:: Given instruction ::
Show every line of the listing that holds the string "期刊文章".

============

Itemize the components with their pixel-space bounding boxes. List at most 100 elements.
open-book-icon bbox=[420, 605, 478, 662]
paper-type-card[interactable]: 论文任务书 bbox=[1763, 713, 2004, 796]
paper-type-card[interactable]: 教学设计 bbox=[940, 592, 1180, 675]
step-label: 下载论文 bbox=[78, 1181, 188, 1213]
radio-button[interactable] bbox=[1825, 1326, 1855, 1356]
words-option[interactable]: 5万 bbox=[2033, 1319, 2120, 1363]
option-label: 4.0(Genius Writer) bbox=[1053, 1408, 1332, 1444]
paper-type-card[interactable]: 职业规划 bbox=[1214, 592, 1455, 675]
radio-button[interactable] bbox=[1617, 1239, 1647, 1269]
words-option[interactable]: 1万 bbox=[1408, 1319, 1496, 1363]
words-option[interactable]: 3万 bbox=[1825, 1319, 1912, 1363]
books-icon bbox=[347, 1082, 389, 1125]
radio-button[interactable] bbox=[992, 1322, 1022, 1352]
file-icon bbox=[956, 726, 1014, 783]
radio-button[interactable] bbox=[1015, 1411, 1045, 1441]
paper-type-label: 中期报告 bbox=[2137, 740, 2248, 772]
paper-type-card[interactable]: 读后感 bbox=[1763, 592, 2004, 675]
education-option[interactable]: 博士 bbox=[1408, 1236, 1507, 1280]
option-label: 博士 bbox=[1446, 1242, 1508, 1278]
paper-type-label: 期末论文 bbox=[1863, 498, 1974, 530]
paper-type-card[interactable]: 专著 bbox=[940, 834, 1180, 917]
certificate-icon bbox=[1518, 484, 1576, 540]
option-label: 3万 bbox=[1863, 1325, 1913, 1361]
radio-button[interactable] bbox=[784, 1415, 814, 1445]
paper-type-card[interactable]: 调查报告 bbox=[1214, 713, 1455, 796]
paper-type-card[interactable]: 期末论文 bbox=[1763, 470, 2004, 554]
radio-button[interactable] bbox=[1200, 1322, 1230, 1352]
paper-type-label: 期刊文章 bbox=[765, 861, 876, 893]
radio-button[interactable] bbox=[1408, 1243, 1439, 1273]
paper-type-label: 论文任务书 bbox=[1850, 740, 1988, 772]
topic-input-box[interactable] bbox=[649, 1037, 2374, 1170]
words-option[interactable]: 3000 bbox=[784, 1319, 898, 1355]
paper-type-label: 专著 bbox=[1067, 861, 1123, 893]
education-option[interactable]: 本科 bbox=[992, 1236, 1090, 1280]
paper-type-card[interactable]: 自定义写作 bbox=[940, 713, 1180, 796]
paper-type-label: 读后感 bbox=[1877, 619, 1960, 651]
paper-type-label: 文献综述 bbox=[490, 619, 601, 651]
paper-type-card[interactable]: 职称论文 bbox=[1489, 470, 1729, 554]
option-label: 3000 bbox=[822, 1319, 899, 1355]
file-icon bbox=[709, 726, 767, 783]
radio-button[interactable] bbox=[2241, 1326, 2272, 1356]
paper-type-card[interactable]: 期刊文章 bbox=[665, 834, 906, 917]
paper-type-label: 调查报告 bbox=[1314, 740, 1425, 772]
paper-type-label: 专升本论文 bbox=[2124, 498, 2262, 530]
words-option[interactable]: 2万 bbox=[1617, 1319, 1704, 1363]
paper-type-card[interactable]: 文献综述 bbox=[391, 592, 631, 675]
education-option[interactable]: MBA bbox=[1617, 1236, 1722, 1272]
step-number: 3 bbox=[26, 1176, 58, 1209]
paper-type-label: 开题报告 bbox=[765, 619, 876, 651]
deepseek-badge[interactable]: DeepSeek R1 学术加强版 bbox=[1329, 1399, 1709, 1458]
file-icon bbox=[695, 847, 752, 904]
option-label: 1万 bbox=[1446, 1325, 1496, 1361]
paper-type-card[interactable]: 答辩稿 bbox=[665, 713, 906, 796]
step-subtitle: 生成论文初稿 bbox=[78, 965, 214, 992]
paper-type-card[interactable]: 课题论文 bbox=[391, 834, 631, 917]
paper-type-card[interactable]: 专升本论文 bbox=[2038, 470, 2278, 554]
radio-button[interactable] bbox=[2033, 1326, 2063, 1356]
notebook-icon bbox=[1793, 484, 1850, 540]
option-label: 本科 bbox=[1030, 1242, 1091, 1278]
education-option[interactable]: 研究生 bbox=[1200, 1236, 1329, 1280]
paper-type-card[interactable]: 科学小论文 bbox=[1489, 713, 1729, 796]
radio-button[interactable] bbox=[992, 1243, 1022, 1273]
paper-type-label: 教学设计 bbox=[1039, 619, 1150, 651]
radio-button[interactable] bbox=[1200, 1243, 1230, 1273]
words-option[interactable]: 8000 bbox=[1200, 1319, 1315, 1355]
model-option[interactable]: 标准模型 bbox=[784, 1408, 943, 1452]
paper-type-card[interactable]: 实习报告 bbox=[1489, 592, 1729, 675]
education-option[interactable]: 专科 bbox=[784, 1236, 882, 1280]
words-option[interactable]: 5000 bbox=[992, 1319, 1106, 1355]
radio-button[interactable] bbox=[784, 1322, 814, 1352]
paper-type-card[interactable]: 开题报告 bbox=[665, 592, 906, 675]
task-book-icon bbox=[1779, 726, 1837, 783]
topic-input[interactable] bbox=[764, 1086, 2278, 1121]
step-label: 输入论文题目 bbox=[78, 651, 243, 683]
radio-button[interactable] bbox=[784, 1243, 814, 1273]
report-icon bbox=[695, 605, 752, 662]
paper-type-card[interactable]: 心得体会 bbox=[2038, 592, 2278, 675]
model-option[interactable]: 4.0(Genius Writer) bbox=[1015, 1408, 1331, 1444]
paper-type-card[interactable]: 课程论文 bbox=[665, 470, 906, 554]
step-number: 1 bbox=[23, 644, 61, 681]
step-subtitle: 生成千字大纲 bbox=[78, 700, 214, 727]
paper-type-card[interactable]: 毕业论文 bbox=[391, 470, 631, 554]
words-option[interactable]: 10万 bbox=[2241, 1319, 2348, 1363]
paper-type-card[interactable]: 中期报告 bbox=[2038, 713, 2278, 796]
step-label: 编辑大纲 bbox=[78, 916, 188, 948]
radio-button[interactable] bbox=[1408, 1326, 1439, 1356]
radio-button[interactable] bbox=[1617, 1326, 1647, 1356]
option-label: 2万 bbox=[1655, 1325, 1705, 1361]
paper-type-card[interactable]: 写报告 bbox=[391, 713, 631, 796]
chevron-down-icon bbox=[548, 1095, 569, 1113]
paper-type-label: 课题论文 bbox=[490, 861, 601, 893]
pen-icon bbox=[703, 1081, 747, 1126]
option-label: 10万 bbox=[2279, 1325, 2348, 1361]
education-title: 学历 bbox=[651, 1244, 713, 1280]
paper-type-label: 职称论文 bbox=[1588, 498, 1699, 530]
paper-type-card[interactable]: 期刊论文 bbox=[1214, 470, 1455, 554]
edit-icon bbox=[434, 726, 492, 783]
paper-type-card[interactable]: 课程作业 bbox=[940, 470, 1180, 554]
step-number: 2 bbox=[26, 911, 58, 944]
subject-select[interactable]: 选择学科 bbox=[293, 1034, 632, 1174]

============

:: Output for this task ::
paper-type-label: 期刊文章 bbox=[765, 861, 876, 893]
paper-type-card[interactable]: 期刊文章 bbox=[665, 834, 906, 917]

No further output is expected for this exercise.